■ WHAT THE TASK REQUIRES:
Count how many lines below include the string "marker", and give that number without anything else.

********************

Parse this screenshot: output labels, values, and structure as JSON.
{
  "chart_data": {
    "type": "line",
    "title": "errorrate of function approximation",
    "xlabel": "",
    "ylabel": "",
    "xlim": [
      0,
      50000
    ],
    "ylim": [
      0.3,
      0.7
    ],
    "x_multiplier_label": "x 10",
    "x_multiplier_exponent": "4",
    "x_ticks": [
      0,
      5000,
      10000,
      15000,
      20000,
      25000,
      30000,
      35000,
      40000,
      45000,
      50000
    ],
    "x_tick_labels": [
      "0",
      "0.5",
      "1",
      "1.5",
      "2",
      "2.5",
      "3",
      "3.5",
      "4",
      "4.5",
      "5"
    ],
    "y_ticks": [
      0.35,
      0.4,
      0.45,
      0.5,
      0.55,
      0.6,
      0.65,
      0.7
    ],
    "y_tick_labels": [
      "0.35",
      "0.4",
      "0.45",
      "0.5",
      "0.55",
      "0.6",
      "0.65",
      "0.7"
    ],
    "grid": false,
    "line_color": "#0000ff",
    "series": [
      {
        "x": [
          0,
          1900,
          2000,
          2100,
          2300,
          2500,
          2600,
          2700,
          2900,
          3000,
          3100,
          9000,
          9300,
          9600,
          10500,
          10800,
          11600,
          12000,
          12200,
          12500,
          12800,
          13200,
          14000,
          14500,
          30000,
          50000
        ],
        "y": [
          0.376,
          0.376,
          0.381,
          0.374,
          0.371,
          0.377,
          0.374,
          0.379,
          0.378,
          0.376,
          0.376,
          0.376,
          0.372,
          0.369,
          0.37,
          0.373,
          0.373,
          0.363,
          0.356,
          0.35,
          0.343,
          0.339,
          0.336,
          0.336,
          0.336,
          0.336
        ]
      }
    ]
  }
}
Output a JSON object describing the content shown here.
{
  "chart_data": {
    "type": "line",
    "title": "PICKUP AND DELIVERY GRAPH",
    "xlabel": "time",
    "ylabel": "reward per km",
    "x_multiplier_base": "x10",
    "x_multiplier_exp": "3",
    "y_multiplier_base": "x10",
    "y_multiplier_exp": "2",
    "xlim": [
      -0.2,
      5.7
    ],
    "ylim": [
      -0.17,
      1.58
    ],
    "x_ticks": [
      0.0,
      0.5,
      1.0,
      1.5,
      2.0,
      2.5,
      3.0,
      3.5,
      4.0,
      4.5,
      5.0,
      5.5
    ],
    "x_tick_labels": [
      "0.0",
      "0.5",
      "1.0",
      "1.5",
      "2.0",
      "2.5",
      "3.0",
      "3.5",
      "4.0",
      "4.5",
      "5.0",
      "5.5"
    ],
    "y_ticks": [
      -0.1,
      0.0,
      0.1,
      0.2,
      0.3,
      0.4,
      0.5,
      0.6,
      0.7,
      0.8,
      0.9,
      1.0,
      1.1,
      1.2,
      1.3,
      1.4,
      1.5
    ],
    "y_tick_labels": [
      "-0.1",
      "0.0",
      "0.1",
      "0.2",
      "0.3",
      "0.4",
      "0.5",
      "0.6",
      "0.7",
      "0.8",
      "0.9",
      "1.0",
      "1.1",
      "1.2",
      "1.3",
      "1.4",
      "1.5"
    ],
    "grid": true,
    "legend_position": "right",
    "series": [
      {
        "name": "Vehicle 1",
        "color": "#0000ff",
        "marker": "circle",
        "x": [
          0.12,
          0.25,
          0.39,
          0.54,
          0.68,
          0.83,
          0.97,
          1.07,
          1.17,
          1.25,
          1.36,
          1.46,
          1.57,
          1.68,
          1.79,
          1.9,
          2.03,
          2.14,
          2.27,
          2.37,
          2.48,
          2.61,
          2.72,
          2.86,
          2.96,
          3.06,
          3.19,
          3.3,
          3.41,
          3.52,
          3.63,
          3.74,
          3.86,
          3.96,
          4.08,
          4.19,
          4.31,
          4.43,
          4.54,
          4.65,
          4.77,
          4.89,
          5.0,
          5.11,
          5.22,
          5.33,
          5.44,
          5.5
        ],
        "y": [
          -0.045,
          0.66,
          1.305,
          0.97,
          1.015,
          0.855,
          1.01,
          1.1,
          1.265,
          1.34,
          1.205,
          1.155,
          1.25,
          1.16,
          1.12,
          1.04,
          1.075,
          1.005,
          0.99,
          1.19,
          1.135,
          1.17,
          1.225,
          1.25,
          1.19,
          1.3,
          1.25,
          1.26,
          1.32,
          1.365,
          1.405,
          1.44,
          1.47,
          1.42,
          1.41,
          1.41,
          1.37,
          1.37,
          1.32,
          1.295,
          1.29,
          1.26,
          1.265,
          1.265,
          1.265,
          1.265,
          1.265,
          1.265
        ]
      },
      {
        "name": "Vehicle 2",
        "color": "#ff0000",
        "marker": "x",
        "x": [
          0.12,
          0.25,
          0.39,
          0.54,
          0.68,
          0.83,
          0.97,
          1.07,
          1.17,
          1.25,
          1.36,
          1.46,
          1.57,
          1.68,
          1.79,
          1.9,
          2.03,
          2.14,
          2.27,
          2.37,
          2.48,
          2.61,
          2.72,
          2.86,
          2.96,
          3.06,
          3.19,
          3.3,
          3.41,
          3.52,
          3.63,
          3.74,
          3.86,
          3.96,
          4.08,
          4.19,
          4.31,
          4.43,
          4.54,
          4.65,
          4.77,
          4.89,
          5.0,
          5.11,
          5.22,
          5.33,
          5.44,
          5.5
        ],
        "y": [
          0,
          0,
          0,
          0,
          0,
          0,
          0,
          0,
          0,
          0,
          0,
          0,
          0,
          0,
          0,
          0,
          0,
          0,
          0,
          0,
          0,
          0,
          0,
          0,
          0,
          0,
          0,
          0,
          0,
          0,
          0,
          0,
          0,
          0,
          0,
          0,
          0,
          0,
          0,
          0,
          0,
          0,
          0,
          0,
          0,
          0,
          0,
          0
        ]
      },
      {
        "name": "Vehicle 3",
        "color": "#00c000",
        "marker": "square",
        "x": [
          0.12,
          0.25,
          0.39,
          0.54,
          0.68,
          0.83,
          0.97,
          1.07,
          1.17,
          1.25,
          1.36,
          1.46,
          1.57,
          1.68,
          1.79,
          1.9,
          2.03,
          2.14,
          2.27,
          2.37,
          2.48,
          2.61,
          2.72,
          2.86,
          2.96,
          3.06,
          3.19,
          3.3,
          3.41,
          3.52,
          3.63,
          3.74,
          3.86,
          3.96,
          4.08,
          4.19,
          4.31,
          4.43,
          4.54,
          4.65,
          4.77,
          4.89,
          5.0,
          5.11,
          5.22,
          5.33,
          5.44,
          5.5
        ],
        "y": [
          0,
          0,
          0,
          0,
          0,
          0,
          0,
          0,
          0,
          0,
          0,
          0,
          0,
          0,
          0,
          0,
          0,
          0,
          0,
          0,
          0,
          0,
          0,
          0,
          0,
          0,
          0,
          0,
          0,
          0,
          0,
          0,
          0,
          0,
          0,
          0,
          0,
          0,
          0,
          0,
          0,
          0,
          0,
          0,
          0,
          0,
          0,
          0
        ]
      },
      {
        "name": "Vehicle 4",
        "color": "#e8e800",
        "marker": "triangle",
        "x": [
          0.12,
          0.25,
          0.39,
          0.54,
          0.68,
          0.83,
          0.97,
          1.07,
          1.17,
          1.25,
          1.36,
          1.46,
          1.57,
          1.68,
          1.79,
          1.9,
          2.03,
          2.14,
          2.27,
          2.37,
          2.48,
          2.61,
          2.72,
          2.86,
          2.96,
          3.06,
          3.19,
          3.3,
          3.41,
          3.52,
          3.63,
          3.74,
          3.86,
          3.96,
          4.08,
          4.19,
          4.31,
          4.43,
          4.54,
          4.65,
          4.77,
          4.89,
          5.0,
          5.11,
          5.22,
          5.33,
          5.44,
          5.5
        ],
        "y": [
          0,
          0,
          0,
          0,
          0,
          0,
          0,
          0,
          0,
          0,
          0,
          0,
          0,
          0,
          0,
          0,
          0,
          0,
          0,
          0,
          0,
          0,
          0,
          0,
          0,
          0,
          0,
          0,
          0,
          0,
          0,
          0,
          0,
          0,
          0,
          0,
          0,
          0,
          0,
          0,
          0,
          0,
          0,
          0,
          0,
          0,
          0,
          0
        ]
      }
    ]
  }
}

********************

■ OUTPUT:
4